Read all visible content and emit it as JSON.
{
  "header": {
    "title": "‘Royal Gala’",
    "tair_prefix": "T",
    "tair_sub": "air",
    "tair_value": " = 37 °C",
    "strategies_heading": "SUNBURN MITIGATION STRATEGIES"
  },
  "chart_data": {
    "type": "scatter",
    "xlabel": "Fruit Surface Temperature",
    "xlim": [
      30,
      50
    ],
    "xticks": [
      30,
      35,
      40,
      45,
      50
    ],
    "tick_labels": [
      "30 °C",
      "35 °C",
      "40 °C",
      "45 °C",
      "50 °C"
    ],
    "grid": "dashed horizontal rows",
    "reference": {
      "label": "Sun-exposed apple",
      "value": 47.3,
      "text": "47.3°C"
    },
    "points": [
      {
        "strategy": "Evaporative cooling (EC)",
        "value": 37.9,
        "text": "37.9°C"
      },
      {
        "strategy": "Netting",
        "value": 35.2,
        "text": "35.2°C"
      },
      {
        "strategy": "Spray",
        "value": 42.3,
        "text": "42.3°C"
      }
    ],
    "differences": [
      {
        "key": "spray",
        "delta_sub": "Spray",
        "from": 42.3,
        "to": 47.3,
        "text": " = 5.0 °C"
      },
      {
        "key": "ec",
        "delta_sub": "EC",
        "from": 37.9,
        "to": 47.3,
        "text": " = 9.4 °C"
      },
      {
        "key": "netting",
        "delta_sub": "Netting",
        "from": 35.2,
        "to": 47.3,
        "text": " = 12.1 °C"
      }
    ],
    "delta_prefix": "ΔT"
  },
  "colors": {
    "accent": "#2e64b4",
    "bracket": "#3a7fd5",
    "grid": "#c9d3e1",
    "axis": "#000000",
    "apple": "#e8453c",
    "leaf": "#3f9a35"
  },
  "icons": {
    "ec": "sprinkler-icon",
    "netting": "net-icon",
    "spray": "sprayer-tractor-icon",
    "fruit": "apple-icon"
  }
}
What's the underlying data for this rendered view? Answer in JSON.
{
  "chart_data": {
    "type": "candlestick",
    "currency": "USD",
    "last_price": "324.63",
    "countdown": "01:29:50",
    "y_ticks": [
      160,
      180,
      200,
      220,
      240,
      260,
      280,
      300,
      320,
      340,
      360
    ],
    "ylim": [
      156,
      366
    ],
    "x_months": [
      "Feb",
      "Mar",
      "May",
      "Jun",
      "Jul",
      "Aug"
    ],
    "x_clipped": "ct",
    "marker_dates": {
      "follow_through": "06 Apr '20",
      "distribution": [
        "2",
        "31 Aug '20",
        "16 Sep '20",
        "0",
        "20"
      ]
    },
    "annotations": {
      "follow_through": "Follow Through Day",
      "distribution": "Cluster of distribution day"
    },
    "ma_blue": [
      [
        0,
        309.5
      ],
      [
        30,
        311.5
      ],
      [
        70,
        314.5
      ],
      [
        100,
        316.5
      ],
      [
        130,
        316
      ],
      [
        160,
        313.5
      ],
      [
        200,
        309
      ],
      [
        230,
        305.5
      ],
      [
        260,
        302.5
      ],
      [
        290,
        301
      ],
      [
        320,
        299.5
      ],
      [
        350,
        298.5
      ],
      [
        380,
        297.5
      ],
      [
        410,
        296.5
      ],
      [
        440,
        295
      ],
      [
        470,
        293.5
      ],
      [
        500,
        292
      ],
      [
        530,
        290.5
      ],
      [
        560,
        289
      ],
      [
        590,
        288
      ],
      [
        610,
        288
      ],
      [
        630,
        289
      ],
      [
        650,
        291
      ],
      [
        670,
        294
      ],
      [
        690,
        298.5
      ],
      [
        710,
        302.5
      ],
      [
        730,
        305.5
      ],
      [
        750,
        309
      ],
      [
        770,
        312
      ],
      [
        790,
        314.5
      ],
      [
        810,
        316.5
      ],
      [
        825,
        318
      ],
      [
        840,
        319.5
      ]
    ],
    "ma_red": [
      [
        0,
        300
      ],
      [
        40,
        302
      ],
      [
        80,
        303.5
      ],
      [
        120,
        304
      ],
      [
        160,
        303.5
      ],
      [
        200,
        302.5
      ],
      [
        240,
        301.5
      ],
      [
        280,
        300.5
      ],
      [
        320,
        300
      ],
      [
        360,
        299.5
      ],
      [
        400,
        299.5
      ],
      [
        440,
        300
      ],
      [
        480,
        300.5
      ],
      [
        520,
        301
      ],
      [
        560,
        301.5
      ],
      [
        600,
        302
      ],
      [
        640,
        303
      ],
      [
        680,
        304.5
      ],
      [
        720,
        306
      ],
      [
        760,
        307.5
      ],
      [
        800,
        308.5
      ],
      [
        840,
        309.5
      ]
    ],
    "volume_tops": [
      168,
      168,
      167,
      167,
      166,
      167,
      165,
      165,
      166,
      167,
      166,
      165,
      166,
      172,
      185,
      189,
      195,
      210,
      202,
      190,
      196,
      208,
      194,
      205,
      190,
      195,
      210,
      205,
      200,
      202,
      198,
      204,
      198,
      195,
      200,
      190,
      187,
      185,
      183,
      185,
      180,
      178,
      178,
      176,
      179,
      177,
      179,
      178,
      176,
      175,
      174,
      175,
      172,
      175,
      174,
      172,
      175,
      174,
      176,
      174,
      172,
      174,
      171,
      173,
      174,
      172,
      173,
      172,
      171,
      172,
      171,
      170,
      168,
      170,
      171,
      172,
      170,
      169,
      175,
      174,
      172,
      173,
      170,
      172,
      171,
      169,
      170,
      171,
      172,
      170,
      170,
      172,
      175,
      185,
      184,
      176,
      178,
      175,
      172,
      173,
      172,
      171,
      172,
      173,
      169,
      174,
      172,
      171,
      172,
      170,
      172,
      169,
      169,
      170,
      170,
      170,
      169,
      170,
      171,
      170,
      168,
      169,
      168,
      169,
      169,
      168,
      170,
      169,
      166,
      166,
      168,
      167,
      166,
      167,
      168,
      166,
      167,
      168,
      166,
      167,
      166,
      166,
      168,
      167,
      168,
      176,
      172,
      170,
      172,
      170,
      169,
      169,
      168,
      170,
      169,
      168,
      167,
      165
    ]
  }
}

**THE TASK**
Exactly reproduce every line found in the records.

**ANSWER TO THIS EXERCISE**
Read all visible content and emit it as JSON.
{
  "header": {
    "title": "‘Royal Gala’",
    "tair_prefix": "T",
    "tair_sub": "air",
    "tair_value": " = 37 °C",
    "strategies_heading": "SUNBURN MITIGATION STRATEGIES"
  },
  "chart_data": {
    "type": "scatter",
    "xlabel": "Fruit Surface Temperature",
    "xlim": [
      30,
      50
    ],
    "xticks": [
      30,
      35,
      40,
      45,
      50
    ],
    "tick_labels": [
      "30 °C",
      "35 °C",
      "40 °C",
      "45 °C",
      "50 °C"
    ],
    "grid": "dashed horizontal rows",
    "reference": {
      "label": "Sun-exposed apple",
      "value": 47.3,
      "text": "47.3°C"
    },
    "points": [
      {
        "strategy": "Evaporative cooling (EC)",
        "value": 37.9,
        "text": "37.9°C"
      },
      {
        "strategy": "Netting",
        "value": 35.2,
        "text": "35.2°C"
      },
      {
        "strategy": "Spray",
        "value": 42.3,
        "text": "42.3°C"
      }
    ],
    "differences": [
      {
        "key": "spray",
        "delta_sub": "Spray",
        "from": 42.3,
        "to": 47.3,
        "text": " = 5.0 °C"
      },
      {
        "key": "ec",
        "delta_sub": "EC",
        "from": 37.9,
        "to": 47.3,
        "text": " = 9.4 °C"
      },
      {
        "key": "netting",
        "delta_sub": "Netting",
        "from": 35.2,
        "to": 47.3,
        "text": " = 12.1 °C"
      }
    ],
    "delta_prefix": "ΔT"
  },
  "colors": {
    "accent": "#2e64b4",
    "bracket": "#3a7fd5",
    "grid": "#c9d3e1",
    "axis": "#000000",
    "apple": "#e8453c",
    "leaf": "#3f9a35"
  },
  "icons": {
    "ec": "sprinkler-icon",
    "netting": "net-icon",
    "spray": "sprayer-tractor-icon",
    "fruit": "apple-icon"
  }
}
What's the underlying data for this rendered view? Answer in JSON.
{
  "chart_data": {
    "type": "candlestick",
    "currency": "USD",
    "last_price": "324.63",
    "countdown": "01:29:50",
    "y_ticks": [
      160,
      180,
      200,
      220,
      240,
      260,
      280,
      300,
      320,
      340,
      360
    ],
    "ylim": [
      156,
      366
    ],
    "x_months": [
      "Feb",
      "Mar",
      "May",
      "Jun",
      "Jul",
      "Aug"
    ],
    "x_clipped": "ct",
    "marker_dates": {
      "follow_through": "06 Apr '20",
      "distribution": [
        "2",
        "31 Aug '20",
        "16 Sep '20",
        "0",
        "20"
      ]
    },
    "annotations": {
      "follow_through": "Follow Through Day",
      "distribution": "Cluster of distribution day"
    },
    "ma_blue": [
      [
        0,
        309.5
      ],
      [
        30,
        311.5
      ],
      [
        70,
        314.5
      ],
      [
        100,
        316.5
      ],
      [
        130,
        316
      ],
      [
        160,
        313.5
      ],
      [
        200,
        309
      ],
      [
        230,
        305.5
      ],
      [
        260,
        302.5
      ],
      [
        290,
        301
      ],
      [
        320,
        299.5
      ],
      [
        350,
        298.5
      ],
      [
        380,
        297.5
      ],
      [
        410,
        296.5
      ],
      [
        440,
        295
      ],
      [
        470,
        293.5
      ],
      [
        500,
        292
      ],
      [
        530,
        290.5
      ],
      [
        560,
        289
      ],
      [
        590,
        288
      ],
      [
        610,
        288
      ],
      [
        630,
        289
      ],
      [
        650,
        291
      ],
      [
        670,
        294
      ],
      [
        690,
        298.5
      ],
      [
        710,
        302.5
      ],
      [
        730,
        305.5
      ],
      [
        750,
        309
      ],
      [
        770,
        312
      ],
      [
        790,
        314.5
      ],
      [
        810,
        316.5
      ],
      [
        825,
        318
      ],
      [
        840,
        319.5
      ]
    ],
    "ma_red": [
      [
        0,
        300
      ],
      [
        40,
        302
      ],
      [
        80,
        303.5
      ],
      [
        120,
        304
      ],
      [
        160,
        303.5
      ],
      [
        200,
        302.5
      ],
      [
        240,
        301.5
      ],
      [
        280,
        300.5
      ],
      [
        320,
        300
      ],
      [
        360,
        299.5
      ],
      [
        400,
        299.5
      ],
      [
        440,
        300
      ],
      [
        480,
        300.5
      ],
      [
        520,
        301
      ],
      [
        560,
        301.5
      ],
      [
        600,
        302
      ],
      [
        640,
        303
      ],
      [
        680,
        304.5
      ],
      [
        720,
        306
      ],
      [
        760,
        307.5
      ],
      [
        800,
        308.5
      ],
      [
        840,
        309.5
      ]
    ],
    "volume_tops": [
      168,
      168,
      167,
      167,
      166,
      167,
      165,
      165,
      166,
      167,
      166,
      165,
      166,
      172,
      185,
      189,
      195,
      210,
      202,
      190,
      196,
      208,
      194,
      205,
      190,
      195,
      210,
      205,
      200,
      202,
      198,
      204,
      198,
      195,
      200,
      190,
      187,
      185,
      183,
      185,
      180,
      178,
      178,
      176,
      179,
      177,
      179,
      178,
      176,
      175,
      174,
      175,
      172,
      175,
      174,
      172,
      175,
      174,
      176,
      174,
      172,
      174,
      171,
      173,
      174,
      172,
      173,
      172,
      171,
      172,
      171,
      170,
      168,
      170,
      171,
      172,
      170,
      169,
      175,
      174,
      172,
      173,
      170,
      172,
      171,
      169,
      170,
      171,
      172,
      170,
      170,
      172,
      175,
      185,
      184,
      176,
      178,
      175,
      172,
      173,
      172,
      171,
      172,
      173,
      169,
      174,
      172,
      171,
      172,
      170,
      172,
      169,
      169,
      170,
      170,
      170,
      169,
      170,
      171,
      170,
      168,
      169,
      168,
      169,
      169,
      168,
      170,
      169,
      166,
      166,
      168,
      167,
      166,
      167,
      168,
      166,
      167,
      168,
      166,
      167,
      166,
      166,
      168,
      167,
      168,
      176,
      172,
      170,
      172,
      170,
      169,
      169,
      168,
      170,
      169,
      168,
      167,
      165
    ]
  }
}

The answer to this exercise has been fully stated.